▶ [AIM OF THE EXERCISE]: Lift every line from the entries that includes the word "LTHR".

[Records from a data source]
#####

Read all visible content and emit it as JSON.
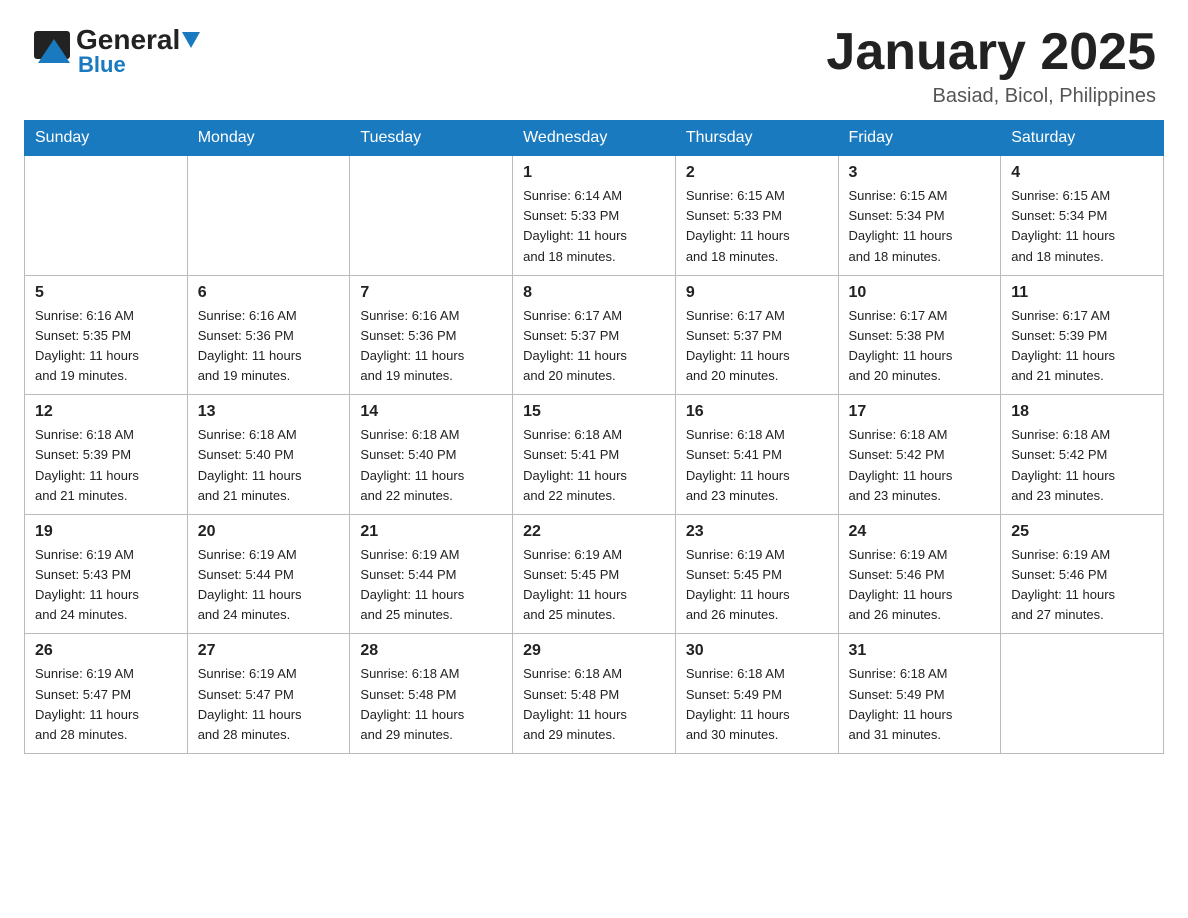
{
  "header": {
    "logo": {
      "general": "General",
      "blue": "Blue",
      "triangle_color": "#1a7abf"
    },
    "title": "January 2025",
    "subtitle": "Basiad, Bicol, Philippines"
  },
  "calendar": {
    "days_of_week": [
      "Sunday",
      "Monday",
      "Tuesday",
      "Wednesday",
      "Thursday",
      "Friday",
      "Saturday"
    ],
    "weeks": [
      [
        {
          "day": "",
          "info": ""
        },
        {
          "day": "",
          "info": ""
        },
        {
          "day": "",
          "info": ""
        },
        {
          "day": "1",
          "info": "Sunrise: 6:14 AM\nSunset: 5:33 PM\nDaylight: 11 hours\nand 18 minutes."
        },
        {
          "day": "2",
          "info": "Sunrise: 6:15 AM\nSunset: 5:33 PM\nDaylight: 11 hours\nand 18 minutes."
        },
        {
          "day": "3",
          "info": "Sunrise: 6:15 AM\nSunset: 5:34 PM\nDaylight: 11 hours\nand 18 minutes."
        },
        {
          "day": "4",
          "info": "Sunrise: 6:15 AM\nSunset: 5:34 PM\nDaylight: 11 hours\nand 18 minutes."
        }
      ],
      [
        {
          "day": "5",
          "info": "Sunrise: 6:16 AM\nSunset: 5:35 PM\nDaylight: 11 hours\nand 19 minutes."
        },
        {
          "day": "6",
          "info": "Sunrise: 6:16 AM\nSunset: 5:36 PM\nDaylight: 11 hours\nand 19 minutes."
        },
        {
          "day": "7",
          "info": "Sunrise: 6:16 AM\nSunset: 5:36 PM\nDaylight: 11 hours\nand 19 minutes."
        },
        {
          "day": "8",
          "info": "Sunrise: 6:17 AM\nSunset: 5:37 PM\nDaylight: 11 hours\nand 20 minutes."
        },
        {
          "day": "9",
          "info": "Sunrise: 6:17 AM\nSunset: 5:37 PM\nDaylight: 11 hours\nand 20 minutes."
        },
        {
          "day": "10",
          "info": "Sunrise: 6:17 AM\nSunset: 5:38 PM\nDaylight: 11 hours\nand 20 minutes."
        },
        {
          "day": "11",
          "info": "Sunrise: 6:17 AM\nSunset: 5:39 PM\nDaylight: 11 hours\nand 21 minutes."
        }
      ],
      [
        {
          "day": "12",
          "info": "Sunrise: 6:18 AM\nSunset: 5:39 PM\nDaylight: 11 hours\nand 21 minutes."
        },
        {
          "day": "13",
          "info": "Sunrise: 6:18 AM\nSunset: 5:40 PM\nDaylight: 11 hours\nand 21 minutes."
        },
        {
          "day": "14",
          "info": "Sunrise: 6:18 AM\nSunset: 5:40 PM\nDaylight: 11 hours\nand 22 minutes."
        },
        {
          "day": "15",
          "info": "Sunrise: 6:18 AM\nSunset: 5:41 PM\nDaylight: 11 hours\nand 22 minutes."
        },
        {
          "day": "16",
          "info": "Sunrise: 6:18 AM\nSunset: 5:41 PM\nDaylight: 11 hours\nand 23 minutes."
        },
        {
          "day": "17",
          "info": "Sunrise: 6:18 AM\nSunset: 5:42 PM\nDaylight: 11 hours\nand 23 minutes."
        },
        {
          "day": "18",
          "info": "Sunrise: 6:18 AM\nSunset: 5:42 PM\nDaylight: 11 hours\nand 23 minutes."
        }
      ],
      [
        {
          "day": "19",
          "info": "Sunrise: 6:19 AM\nSunset: 5:43 PM\nDaylight: 11 hours\nand 24 minutes."
        },
        {
          "day": "20",
          "info": "Sunrise: 6:19 AM\nSunset: 5:44 PM\nDaylight: 11 hours\nand 24 minutes."
        },
        {
          "day": "21",
          "info": "Sunrise: 6:19 AM\nSunset: 5:44 PM\nDaylight: 11 hours\nand 25 minutes."
        },
        {
          "day": "22",
          "info": "Sunrise: 6:19 AM\nSunset: 5:45 PM\nDaylight: 11 hours\nand 25 minutes."
        },
        {
          "day": "23",
          "info": "Sunrise: 6:19 AM\nSunset: 5:45 PM\nDaylight: 11 hours\nand 26 minutes."
        },
        {
          "day": "24",
          "info": "Sunrise: 6:19 AM\nSunset: 5:46 PM\nDaylight: 11 hours\nand 26 minutes."
        },
        {
          "day": "25",
          "info": "Sunrise: 6:19 AM\nSunset: 5:46 PM\nDaylight: 11 hours\nand 27 minutes."
        }
      ],
      [
        {
          "day": "26",
          "info": "Sunrise: 6:19 AM\nSunset: 5:47 PM\nDaylight: 11 hours\nand 28 minutes."
        },
        {
          "day": "27",
          "info": "Sunrise: 6:19 AM\nSunset: 5:47 PM\nDaylight: 11 hours\nand 28 minutes."
        },
        {
          "day": "28",
          "info": "Sunrise: 6:18 AM\nSunset: 5:48 PM\nDaylight: 11 hours\nand 29 minutes."
        },
        {
          "day": "29",
          "info": "Sunrise: 6:18 AM\nSunset: 5:48 PM\nDaylight: 11 hours\nand 29 minutes."
        },
        {
          "day": "30",
          "info": "Sunrise: 6:18 AM\nSunset: 5:49 PM\nDaylight: 11 hours\nand 30 minutes."
        },
        {
          "day": "31",
          "info": "Sunrise: 6:18 AM\nSunset: 5:49 PM\nDaylight: 11 hours\nand 31 minutes."
        },
        {
          "day": "",
          "info": ""
        }
      ]
    ]
  }
}
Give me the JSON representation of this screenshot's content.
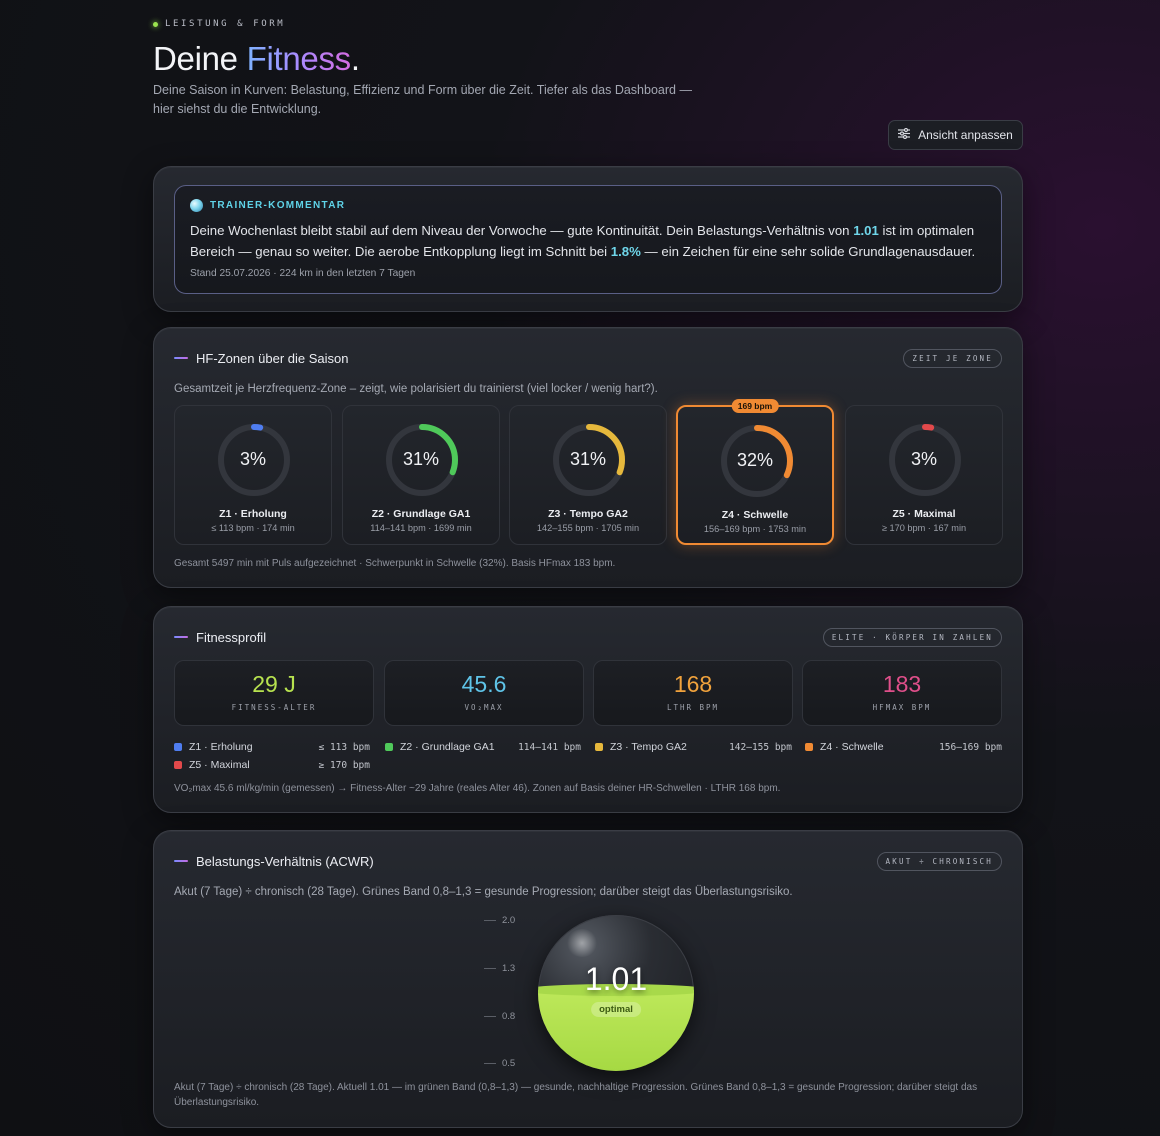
{
  "header": {
    "eyebrow": "LEISTUNG & FORM",
    "title_main": "Deine ",
    "title_accent": "Fitness",
    "title_dot": ".",
    "subtitle": "Deine Saison in Kurven: Belastung, Effizienz und Form über die Zeit. Tiefer als das Dashboard — hier siehst du die Entwicklung.",
    "adjust_button": "Ansicht anpassen"
  },
  "trainer": {
    "label": "TRAINER-KOMMENTAR",
    "text_1": "Deine Wochenlast bleibt stabil auf dem Niveau der Vorwoche — gute Kontinuität. Dein Belastungs-Verhältnis von ",
    "hl_1": "1.01",
    "text_2": " ist im optimalen Bereich — genau so weiter. Die aerobe Entkopplung liegt im Schnitt bei ",
    "hl_2": "1.8%",
    "text_3": " — ein Zeichen für eine sehr solide Grundlagenausdauer.",
    "meta": "Stand 25.07.2026 · 224 km in den letzten 7 Tagen"
  },
  "zones": {
    "title": "HF-Zonen über die Saison",
    "pill": "ZEIT JE ZONE",
    "description": "Gesamtzeit je Herzfrequenz-Zone – zeigt, wie polarisiert du trainierst (viel locker / wenig hart?).",
    "items": [
      {
        "pct_label": "3%",
        "pct": 3,
        "name": "Z1 · Erholung",
        "sub": "≤ 113 bpm · 174 min",
        "color": "#4f7df0"
      },
      {
        "pct_label": "31%",
        "pct": 31,
        "name": "Z2 · Grundlage GA1",
        "sub": "114–141 bpm · 1699 min",
        "color": "#4fc95a"
      },
      {
        "pct_label": "31%",
        "pct": 31,
        "name": "Z3 · Tempo GA2",
        "sub": "142–155 bpm · 1705 min",
        "color": "#e6b83c"
      },
      {
        "pct_label": "32%",
        "pct": 32,
        "name": "Z4 · Schwelle",
        "sub": "156–169 bpm · 1753 min",
        "color": "#f08a33",
        "badge": "169 bpm"
      },
      {
        "pct_label": "3%",
        "pct": 3,
        "name": "Z5 · Maximal",
        "sub": "≥ 170 bpm · 167 min",
        "color": "#e2494b"
      }
    ],
    "footer": "Gesamt 5497 min mit Puls aufgezeichnet · Schwerpunkt in Schwelle (32%). Basis HFmax 183 bpm."
  },
  "profile": {
    "title": "Fitnessprofil",
    "pill": "ELITE · KÖRPER IN ZAHLEN",
    "stats": [
      {
        "value": "29 J",
        "label": "FITNESS-ALTER",
        "color": "#b7e24f"
      },
      {
        "value": "45.6",
        "label": "VO₂MAX",
        "color": "#5fc4e8"
      },
      {
        "value": "168",
        "label": "LTHR BPM",
        "color": "#f0a23c"
      },
      {
        "value": "183",
        "label": "HFMAX BPM",
        "color": "#e04f8a"
      }
    ],
    "legend": [
      {
        "name": "Z1 · Erholung",
        "range": "≤ 113 bpm",
        "color": "#4f7df0"
      },
      {
        "name": "Z2 · Grundlage GA1",
        "range": "114–141 bpm",
        "color": "#4fc95a"
      },
      {
        "name": "Z3 · Tempo GA2",
        "range": "142–155 bpm",
        "color": "#e6b83c"
      },
      {
        "name": "Z4 · Schwelle",
        "range": "156–169 bpm",
        "color": "#f08a33"
      },
      {
        "name": "Z5 · Maximal",
        "range": "≥ 170 bpm",
        "color": "#e2494b"
      }
    ],
    "footer": "VO₂max 45.6 ml/kg/min (gemessen) → Fitness-Alter ~29 Jahre (reales Alter 46). Zonen auf Basis deiner HR-Schwellen · LTHR 168 bpm."
  },
  "acwr": {
    "title": "Belastungs-Verhältnis (ACWR)",
    "pill": "AKUT ÷ CHRONISCH",
    "description": "Akut (7 Tage) ÷ chronisch (28 Tage). Grünes Band 0,8–1,3 = gesunde Progression; darüber steigt das Überlastungsrisiko.",
    "ticks": [
      "2.0",
      "1.3",
      "0.8",
      "0.5"
    ],
    "value": "1.01",
    "status": "optimal",
    "footer": "Akut (7 Tage) ÷ chronisch (28 Tage). Aktuell 1.01 — im grünen Band (0,8–1,3) — gesunde, nachhaltige Progression. Grünes Band 0,8–1,3 = gesunde Progression; darüber steigt das Überlastungsrisiko."
  }
}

#####

▶ [REPLY TO THE TASK]:
        "label": "LTHR BPM",
    "footer": "VO₂max 45.6 ml/kg/min (gemessen) → Fitness-Alter ~29 Jahre (reales Alter 46). Zonen auf Basis deiner HR-Schwellen · LTHR 168 bpm."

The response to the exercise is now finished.